### TASK TO CARRY OUT
Write the data below out exactly as it stands. Do not include the pictures.

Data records
---

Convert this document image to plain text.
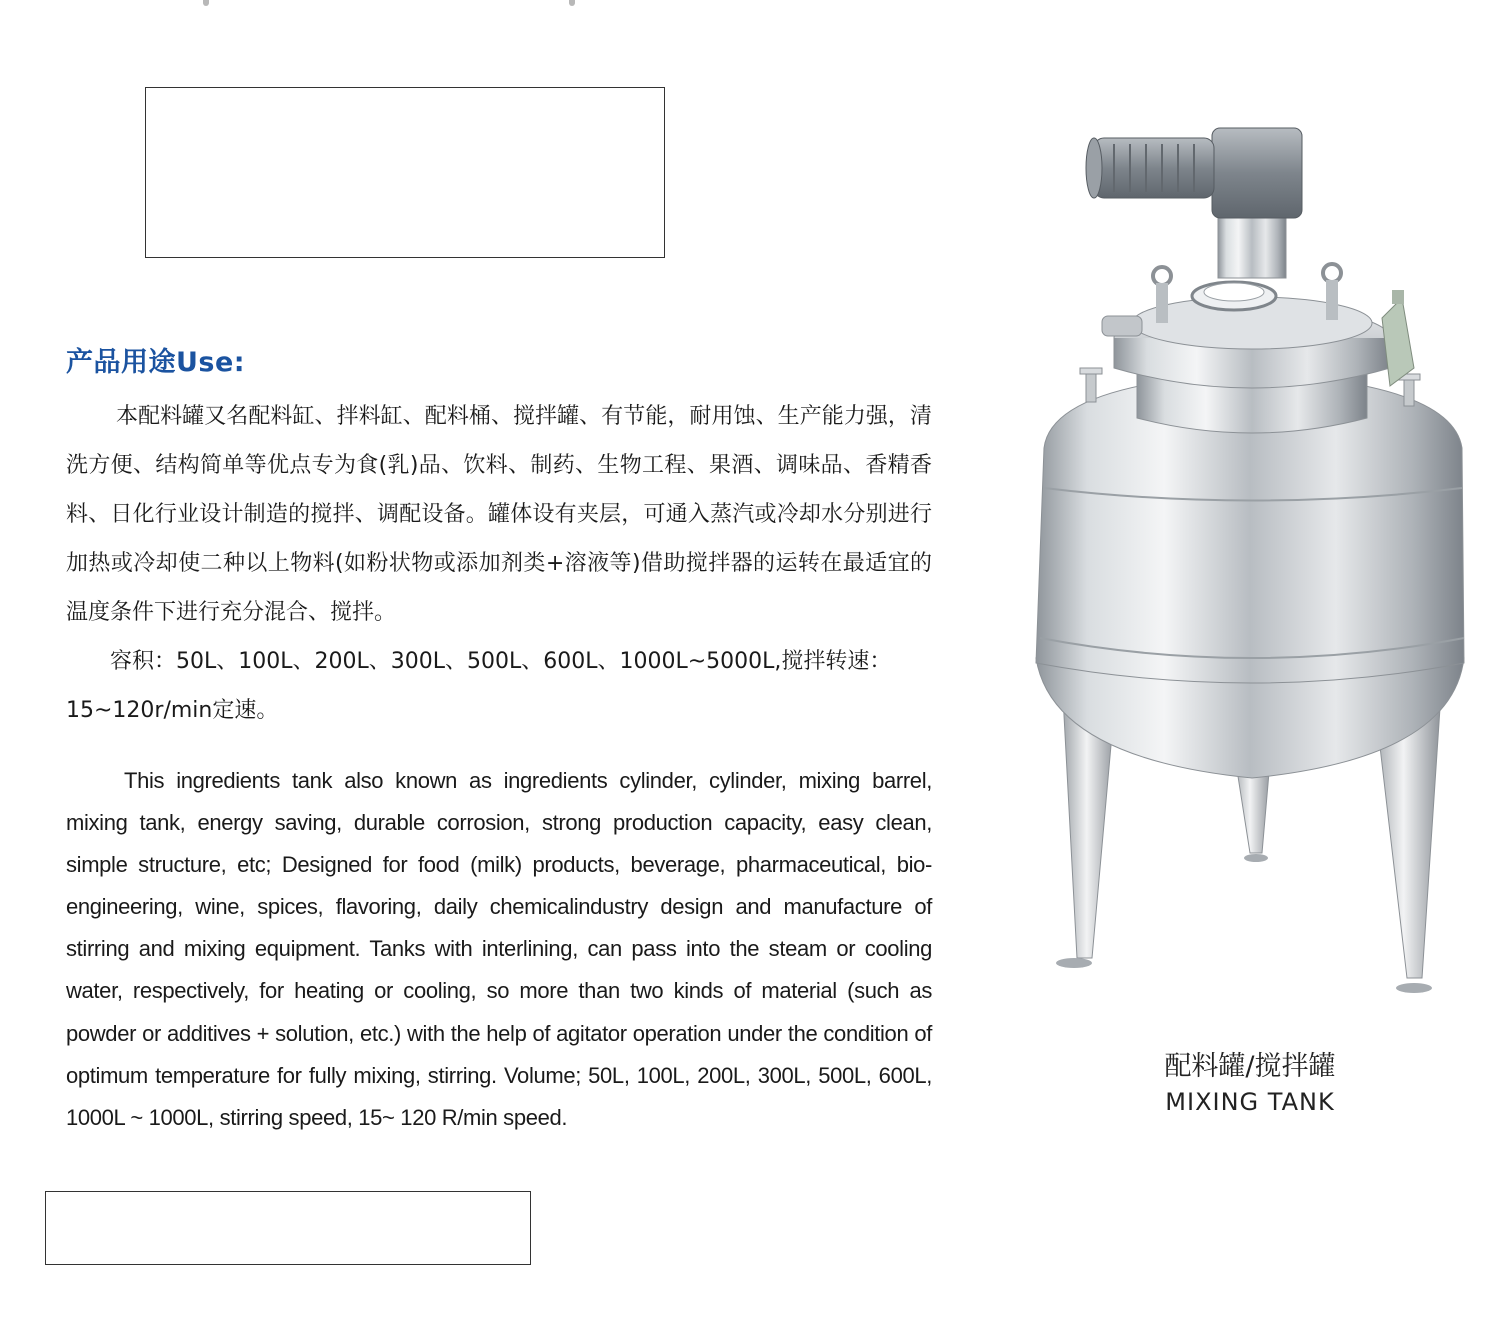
产品用途Use:

本配料罐又名配料缸、拌料缸、配料桶、搅拌罐、有节能，耐用蚀、生产能力强，清洗方便、结构简单等优点专为食(乳)品、饮料、制药、生物工程、果酒、调味品、香精香料、日化行业设计制造的搅拌、调配设备。罐体设有夹层，可通入蒸汽或冷却水分别进行加热或冷却使二种以上物料(如粉状物或添加剂类+溶液等)借助搅拌器的运转在最适宜的温度条件下进行充分混合、搅拌。

容积：50L、100L、200L、300L、500L、600L、1000L~5000L,搅拌转速：15~120r/min定速。

This ingredients tank also known as ingredients cylinder, cylinder, mixing barrel, mixing tank, energy saving, durable corrosion, strong production capacity, easy clean, simple structure, etc; Designed for food (milk) products, beverage, pharmaceutical, bio-engineering, wine, spices, flavoring, daily chemicalindustry design and manufacture of stirring and mixing equipment. Tanks with interlining, can pass into the steam or cooling water, respectively, for heating or cooling, so more than two kinds of material (such as powder or additives + solution, etc.) with the help of agitator operation under the condition of optimum temperature for fully mixing, stirring. Volume; 50L, 100L, 200L, 300L, 500L, 600L, 1000L ~ 1000L, stirring speed, 15~ 120 R/min speed.

配料罐/搅拌罐
MIXING TANK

---

### WRITTEN SOLUTION
Convert this document image to plain text.
产品用途Use:

本配料罐又名配料缸、拌料缸、配料桶、搅拌罐、有节能，耐用蚀、生产能力强，清洗方便、结构简单等优点专为食(乳)品、饮料、制药、生物工程、果酒、调味品、香精香料、日化行业设计制造的搅拌、调配设备。罐体设有夹层，可通入蒸汽或冷却水分别进行加热或冷却使二种以上物料(如粉状物或添加剂类+溶液等)借助搅拌器的运转在最适宜的温度条件下进行充分混合、搅拌。

容积：50L、100L、200L、300L、500L、600L、1000L~5000L,搅拌转速：15~120r/min定速。

This ingredients tank also known as ingredients cylinder, cylinder, mixing barrel, mixing tank, energy saving, durable corrosion, strong production capacity, easy clean, simple structure, etc; Designed for food (milk) products, beverage, pharmaceutical, bio-engineering, wine, spices, flavoring, daily chemicalindustry design and manufacture of stirring and mixing equipment. Tanks with interlining, can pass into the steam or cooling water, respectively, for heating or cooling, so more than two kinds of material (such as powder or additives + solution, etc.) with the help of agitator operation under the condition of optimum temperature for fully mixing, stirring. Volume; 50L, 100L, 200L, 300L, 500L, 600L, 1000L ~ 1000L, stirring speed, 15~ 120 R/min speed.

配料罐/搅拌罐
MIXING TANK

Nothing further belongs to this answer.